_PROBLEM TO SOLVE_
Reproduce word for word the entries from the first one through the line containing "Circle shape <box>629 316 641 328</box>", including both ends.

+ + + + + + +

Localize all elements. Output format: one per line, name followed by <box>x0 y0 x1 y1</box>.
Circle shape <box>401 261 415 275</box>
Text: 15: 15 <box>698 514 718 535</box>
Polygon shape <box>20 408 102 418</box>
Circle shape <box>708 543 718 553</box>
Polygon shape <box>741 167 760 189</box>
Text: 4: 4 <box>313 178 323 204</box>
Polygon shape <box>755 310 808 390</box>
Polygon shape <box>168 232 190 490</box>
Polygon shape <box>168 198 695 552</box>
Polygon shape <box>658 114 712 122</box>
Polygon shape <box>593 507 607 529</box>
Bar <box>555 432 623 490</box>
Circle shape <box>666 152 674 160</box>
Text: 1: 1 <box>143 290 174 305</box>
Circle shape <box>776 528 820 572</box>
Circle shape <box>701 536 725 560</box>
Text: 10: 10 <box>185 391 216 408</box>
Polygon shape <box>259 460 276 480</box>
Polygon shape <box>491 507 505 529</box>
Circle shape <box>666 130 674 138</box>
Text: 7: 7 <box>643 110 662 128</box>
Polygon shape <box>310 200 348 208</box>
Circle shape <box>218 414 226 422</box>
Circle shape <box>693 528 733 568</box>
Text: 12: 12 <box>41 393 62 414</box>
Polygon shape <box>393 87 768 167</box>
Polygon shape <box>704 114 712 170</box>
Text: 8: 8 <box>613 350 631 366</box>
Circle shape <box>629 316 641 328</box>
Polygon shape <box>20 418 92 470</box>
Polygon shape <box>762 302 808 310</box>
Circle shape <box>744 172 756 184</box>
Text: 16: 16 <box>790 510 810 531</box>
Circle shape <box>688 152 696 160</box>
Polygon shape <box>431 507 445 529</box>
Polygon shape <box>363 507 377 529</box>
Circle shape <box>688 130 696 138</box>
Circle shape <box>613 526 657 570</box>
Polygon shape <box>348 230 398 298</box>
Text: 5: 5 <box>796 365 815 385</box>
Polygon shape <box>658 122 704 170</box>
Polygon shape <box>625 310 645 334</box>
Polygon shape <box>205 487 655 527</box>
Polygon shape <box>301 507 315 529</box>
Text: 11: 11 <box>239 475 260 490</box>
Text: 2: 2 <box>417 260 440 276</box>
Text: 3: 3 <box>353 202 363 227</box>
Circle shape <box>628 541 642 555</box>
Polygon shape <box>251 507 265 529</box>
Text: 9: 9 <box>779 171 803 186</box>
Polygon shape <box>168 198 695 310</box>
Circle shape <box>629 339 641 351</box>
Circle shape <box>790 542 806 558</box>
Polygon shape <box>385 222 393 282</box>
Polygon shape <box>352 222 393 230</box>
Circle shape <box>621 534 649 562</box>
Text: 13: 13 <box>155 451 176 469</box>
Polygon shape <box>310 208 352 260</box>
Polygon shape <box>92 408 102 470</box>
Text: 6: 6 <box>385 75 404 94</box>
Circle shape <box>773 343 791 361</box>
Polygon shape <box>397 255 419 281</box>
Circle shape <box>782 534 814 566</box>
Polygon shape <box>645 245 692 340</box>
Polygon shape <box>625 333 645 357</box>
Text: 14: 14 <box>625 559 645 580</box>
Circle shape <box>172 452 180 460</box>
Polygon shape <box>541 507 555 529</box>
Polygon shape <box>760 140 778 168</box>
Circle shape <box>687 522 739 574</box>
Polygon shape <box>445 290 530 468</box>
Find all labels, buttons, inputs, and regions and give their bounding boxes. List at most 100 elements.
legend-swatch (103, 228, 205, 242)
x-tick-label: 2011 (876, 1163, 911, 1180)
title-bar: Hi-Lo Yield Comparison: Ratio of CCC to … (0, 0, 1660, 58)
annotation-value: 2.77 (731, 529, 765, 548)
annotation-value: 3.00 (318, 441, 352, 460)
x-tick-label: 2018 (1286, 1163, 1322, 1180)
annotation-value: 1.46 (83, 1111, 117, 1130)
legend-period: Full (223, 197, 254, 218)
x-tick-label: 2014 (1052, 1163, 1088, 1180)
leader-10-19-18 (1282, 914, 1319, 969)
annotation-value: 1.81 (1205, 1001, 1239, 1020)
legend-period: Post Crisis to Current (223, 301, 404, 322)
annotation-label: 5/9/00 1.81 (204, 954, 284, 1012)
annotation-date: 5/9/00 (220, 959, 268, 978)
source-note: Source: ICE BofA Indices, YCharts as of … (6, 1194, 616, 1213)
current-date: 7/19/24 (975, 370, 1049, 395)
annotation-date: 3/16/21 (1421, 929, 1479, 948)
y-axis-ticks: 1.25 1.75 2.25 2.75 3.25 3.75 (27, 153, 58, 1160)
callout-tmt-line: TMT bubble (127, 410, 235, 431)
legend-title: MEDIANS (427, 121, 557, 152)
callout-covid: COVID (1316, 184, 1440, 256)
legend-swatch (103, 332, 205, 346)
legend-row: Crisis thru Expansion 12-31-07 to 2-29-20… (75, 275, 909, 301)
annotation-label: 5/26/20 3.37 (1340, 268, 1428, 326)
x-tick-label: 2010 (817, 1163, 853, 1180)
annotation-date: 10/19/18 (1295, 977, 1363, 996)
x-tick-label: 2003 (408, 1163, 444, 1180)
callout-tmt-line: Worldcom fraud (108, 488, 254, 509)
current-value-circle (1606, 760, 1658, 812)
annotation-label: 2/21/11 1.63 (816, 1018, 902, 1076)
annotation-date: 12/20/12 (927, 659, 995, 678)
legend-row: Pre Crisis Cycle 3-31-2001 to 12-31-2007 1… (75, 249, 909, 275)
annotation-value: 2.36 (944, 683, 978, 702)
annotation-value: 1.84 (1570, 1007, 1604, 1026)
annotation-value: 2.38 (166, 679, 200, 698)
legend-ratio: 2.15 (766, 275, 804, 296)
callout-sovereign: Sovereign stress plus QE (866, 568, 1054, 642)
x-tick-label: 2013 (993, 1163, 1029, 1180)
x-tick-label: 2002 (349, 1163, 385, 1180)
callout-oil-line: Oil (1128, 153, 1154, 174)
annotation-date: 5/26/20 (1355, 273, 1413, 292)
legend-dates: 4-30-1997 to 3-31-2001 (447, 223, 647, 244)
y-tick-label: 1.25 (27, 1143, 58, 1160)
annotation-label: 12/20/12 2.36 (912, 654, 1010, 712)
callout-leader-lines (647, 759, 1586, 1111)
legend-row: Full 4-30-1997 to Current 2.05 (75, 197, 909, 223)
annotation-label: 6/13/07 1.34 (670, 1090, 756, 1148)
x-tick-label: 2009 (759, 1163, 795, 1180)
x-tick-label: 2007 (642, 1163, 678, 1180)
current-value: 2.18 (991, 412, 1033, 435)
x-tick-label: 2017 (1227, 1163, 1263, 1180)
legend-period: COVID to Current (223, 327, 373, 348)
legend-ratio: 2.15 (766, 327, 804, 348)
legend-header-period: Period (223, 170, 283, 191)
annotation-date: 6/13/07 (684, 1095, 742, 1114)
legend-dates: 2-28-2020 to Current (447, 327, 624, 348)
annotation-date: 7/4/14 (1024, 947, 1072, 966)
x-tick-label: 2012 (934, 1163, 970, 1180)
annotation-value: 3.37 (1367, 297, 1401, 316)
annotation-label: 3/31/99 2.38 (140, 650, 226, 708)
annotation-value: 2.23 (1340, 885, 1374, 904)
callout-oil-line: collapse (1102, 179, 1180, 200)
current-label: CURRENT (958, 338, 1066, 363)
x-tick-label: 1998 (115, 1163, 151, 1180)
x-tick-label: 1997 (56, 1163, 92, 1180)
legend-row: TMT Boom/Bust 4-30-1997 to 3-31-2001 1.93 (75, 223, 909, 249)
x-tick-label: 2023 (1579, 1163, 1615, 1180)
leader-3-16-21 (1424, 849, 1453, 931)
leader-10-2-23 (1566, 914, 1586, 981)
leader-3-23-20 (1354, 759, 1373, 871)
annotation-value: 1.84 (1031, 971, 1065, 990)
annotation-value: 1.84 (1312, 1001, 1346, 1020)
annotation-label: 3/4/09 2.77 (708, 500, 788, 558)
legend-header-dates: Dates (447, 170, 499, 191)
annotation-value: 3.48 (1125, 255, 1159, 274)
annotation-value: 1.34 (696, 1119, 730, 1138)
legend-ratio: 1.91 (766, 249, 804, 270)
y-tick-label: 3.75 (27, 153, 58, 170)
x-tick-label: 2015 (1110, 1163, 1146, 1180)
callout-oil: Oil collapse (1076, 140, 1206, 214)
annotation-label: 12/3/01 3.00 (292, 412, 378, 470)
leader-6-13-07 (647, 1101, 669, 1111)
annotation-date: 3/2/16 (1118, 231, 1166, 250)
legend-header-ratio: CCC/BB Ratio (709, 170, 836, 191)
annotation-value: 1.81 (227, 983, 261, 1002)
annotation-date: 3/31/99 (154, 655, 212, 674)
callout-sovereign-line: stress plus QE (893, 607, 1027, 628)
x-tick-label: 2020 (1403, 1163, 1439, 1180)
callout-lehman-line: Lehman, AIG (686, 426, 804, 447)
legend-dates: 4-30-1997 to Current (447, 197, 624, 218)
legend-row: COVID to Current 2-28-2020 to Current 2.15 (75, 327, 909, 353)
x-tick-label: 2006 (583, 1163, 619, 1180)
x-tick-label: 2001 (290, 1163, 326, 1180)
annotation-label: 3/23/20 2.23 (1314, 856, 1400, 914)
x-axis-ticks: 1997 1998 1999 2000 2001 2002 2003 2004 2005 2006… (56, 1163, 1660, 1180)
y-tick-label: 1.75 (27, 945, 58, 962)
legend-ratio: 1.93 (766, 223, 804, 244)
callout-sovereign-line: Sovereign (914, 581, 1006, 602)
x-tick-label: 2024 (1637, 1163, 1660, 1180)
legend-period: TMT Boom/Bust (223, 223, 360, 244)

+ + + + + + +

_FULL SOLUTION_
Localize all elements. Output format: one per line, name followed by <box>x0 y0 x1 y1</box>.
Circle shape <box>401 261 415 275</box>
Text: 15: 15 <box>698 514 718 535</box>
Polygon shape <box>20 408 102 418</box>
Circle shape <box>708 543 718 553</box>
Polygon shape <box>741 167 760 189</box>
Text: 4: 4 <box>313 178 323 204</box>
Polygon shape <box>755 310 808 390</box>
Polygon shape <box>168 232 190 490</box>
Polygon shape <box>168 198 695 552</box>
Polygon shape <box>658 114 712 122</box>
Polygon shape <box>593 507 607 529</box>
Bar <box>555 432 623 490</box>
Circle shape <box>666 152 674 160</box>
Text: 1: 1 <box>143 290 174 305</box>
Circle shape <box>776 528 820 572</box>
Circle shape <box>701 536 725 560</box>
Text: 10: 10 <box>185 391 216 408</box>
Polygon shape <box>259 460 276 480</box>
Polygon shape <box>491 507 505 529</box>
Circle shape <box>666 130 674 138</box>
Text: 7: 7 <box>643 110 662 128</box>
Polygon shape <box>310 200 348 208</box>
Circle shape <box>218 414 226 422</box>
Circle shape <box>693 528 733 568</box>
Text: 12: 12 <box>41 393 62 414</box>
Polygon shape <box>393 87 768 167</box>
Polygon shape <box>704 114 712 170</box>
Text: 8: 8 <box>613 350 631 366</box>
Circle shape <box>629 316 641 328</box>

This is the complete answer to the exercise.